### What to produce
Your task is to print all of the data word for word.

### Recorded data

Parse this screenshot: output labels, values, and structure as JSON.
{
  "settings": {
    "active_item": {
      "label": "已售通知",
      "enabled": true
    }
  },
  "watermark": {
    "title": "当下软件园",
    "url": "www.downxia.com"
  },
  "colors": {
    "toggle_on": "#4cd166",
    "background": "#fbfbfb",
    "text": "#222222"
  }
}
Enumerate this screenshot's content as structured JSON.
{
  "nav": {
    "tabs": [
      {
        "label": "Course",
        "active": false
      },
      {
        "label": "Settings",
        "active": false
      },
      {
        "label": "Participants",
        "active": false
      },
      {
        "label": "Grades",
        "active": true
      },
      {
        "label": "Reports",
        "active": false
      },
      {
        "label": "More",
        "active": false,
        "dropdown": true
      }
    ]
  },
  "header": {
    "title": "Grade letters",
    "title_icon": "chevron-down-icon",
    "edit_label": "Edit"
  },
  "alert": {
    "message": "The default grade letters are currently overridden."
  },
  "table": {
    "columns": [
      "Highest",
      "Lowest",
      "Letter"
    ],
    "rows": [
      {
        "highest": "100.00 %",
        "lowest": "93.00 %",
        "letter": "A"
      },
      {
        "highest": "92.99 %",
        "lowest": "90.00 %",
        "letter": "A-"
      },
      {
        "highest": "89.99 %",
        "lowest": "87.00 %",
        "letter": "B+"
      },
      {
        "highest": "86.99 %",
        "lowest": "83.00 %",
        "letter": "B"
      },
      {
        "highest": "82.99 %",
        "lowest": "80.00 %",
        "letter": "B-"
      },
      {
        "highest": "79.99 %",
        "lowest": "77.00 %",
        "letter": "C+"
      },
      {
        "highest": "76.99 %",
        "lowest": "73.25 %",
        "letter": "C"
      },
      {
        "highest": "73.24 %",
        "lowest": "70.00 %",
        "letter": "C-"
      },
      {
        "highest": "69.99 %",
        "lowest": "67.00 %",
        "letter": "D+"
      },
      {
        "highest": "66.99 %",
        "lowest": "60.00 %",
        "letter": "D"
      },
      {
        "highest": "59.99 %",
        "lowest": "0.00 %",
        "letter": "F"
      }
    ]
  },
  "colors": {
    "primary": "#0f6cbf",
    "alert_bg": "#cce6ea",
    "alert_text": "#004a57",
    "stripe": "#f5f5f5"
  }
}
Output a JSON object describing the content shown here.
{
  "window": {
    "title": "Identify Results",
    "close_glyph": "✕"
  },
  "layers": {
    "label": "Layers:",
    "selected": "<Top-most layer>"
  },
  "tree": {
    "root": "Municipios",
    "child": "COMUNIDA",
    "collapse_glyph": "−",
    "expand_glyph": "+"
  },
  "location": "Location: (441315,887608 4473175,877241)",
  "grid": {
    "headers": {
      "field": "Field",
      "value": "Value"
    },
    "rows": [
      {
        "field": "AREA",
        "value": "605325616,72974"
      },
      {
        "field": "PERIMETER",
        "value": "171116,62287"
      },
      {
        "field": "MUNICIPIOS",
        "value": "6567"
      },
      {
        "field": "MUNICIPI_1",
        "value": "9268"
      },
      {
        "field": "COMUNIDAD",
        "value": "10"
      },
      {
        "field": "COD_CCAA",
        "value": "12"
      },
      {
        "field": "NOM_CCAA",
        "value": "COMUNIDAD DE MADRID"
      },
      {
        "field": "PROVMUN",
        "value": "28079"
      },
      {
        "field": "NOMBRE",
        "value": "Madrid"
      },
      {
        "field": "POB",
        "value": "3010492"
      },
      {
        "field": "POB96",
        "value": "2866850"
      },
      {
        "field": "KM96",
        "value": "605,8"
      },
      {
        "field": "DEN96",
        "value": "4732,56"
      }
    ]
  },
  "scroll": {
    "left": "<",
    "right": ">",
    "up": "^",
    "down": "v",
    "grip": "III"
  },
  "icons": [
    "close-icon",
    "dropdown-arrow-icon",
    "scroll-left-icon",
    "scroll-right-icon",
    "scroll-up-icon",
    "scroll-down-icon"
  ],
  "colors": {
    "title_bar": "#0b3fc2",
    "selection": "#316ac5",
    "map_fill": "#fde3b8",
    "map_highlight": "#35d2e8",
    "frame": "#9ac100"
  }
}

### Answer
Parse this screenshot: output labels, values, and structure as JSON.
{
  "settings": {
    "active_item": {
      "label": "已售通知",
      "enabled": true
    }
  },
  "watermark": {
    "title": "当下软件园",
    "url": "www.downxia.com"
  },
  "colors": {
    "toggle_on": "#4cd166",
    "background": "#fbfbfb",
    "text": "#222222"
  }
}
Enumerate this screenshot's content as structured JSON.
{
  "nav": {
    "tabs": [
      {
        "label": "Course",
        "active": false
      },
      {
        "label": "Settings",
        "active": false
      },
      {
        "label": "Participants",
        "active": false
      },
      {
        "label": "Grades",
        "active": true
      },
      {
        "label": "Reports",
        "active": false
      },
      {
        "label": "More",
        "active": false,
        "dropdown": true
      }
    ]
  },
  "header": {
    "title": "Grade letters",
    "title_icon": "chevron-down-icon",
    "edit_label": "Edit"
  },
  "alert": {
    "message": "The default grade letters are currently overridden."
  },
  "table": {
    "columns": [
      "Highest",
      "Lowest",
      "Letter"
    ],
    "rows": [
      {
        "highest": "100.00 %",
        "lowest": "93.00 %",
        "letter": "A"
      },
      {
        "highest": "92.99 %",
        "lowest": "90.00 %",
        "letter": "A-"
      },
      {
        "highest": "89.99 %",
        "lowest": "87.00 %",
        "letter": "B+"
      },
      {
        "highest": "86.99 %",
        "lowest": "83.00 %",
        "letter": "B"
      },
      {
        "highest": "82.99 %",
        "lowest": "80.00 %",
        "letter": "B-"
      },
      {
        "highest": "79.99 %",
        "lowest": "77.00 %",
        "letter": "C+"
      },
      {
        "highest": "76.99 %",
        "lowest": "73.25 %",
        "letter": "C"
      },
      {
        "highest": "73.24 %",
        "lowest": "70.00 %",
        "letter": "C-"
      },
      {
        "highest": "69.99 %",
        "lowest": "67.00 %",
        "letter": "D+"
      },
      {
        "highest": "66.99 %",
        "lowest": "60.00 %",
        "letter": "D"
      },
      {
        "highest": "59.99 %",
        "lowest": "0.00 %",
        "letter": "F"
      }
    ]
  },
  "colors": {
    "primary": "#0f6cbf",
    "alert_bg": "#cce6ea",
    "alert_text": "#004a57",
    "stripe": "#f5f5f5"
  }
}
Output a JSON object describing the content shown here.
{
  "window": {
    "title": "Identify Results",
    "close_glyph": "✕"
  },
  "layers": {
    "label": "Layers:",
    "selected": "<Top-most layer>"
  },
  "tree": {
    "root": "Municipios",
    "child": "COMUNIDA",
    "collapse_glyph": "−",
    "expand_glyph": "+"
  },
  "location": "Location: (441315,887608 4473175,877241)",
  "grid": {
    "headers": {
      "field": "Field",
      "value": "Value"
    },
    "rows": [
      {
        "field": "AREA",
        "value": "605325616,72974"
      },
      {
        "field": "PERIMETER",
        "value": "171116,62287"
      },
      {
        "field": "MUNICIPIOS",
        "value": "6567"
      },
      {
        "field": "MUNICIPI_1",
        "value": "9268"
      },
      {
        "field": "COMUNIDAD",
        "value": "10"
      },
      {
        "field": "COD_CCAA",
        "value": "12"
      },
      {
        "field": "NOM_CCAA",
        "value": "COMUNIDAD DE MADRID"
      },
      {
        "field": "PROVMUN",
        "value": "28079"
      },
      {
        "field": "NOMBRE",
        "value": "Madrid"
      },
      {
        "field": "POB",
        "value": "3010492"
      },
      {
        "field": "POB96",
        "value": "2866850"
      },
      {
        "field": "KM96",
        "value": "605,8"
      },
      {
        "field": "DEN96",
        "value": "4732,56"
      }
    ]
  },
  "scroll": {
    "left": "<",
    "right": ">",
    "up": "^",
    "down": "v",
    "grip": "III"
  },
  "icons": [
    "close-icon",
    "dropdown-arrow-icon",
    "scroll-left-icon",
    "scroll-right-icon",
    "scroll-up-icon",
    "scroll-down-icon"
  ],
  "colors": {
    "title_bar": "#0b3fc2",
    "selection": "#316ac5",
    "map_fill": "#fde3b8",
    "map_highlight": "#35d2e8",
    "frame": "#9ac100"
  }
}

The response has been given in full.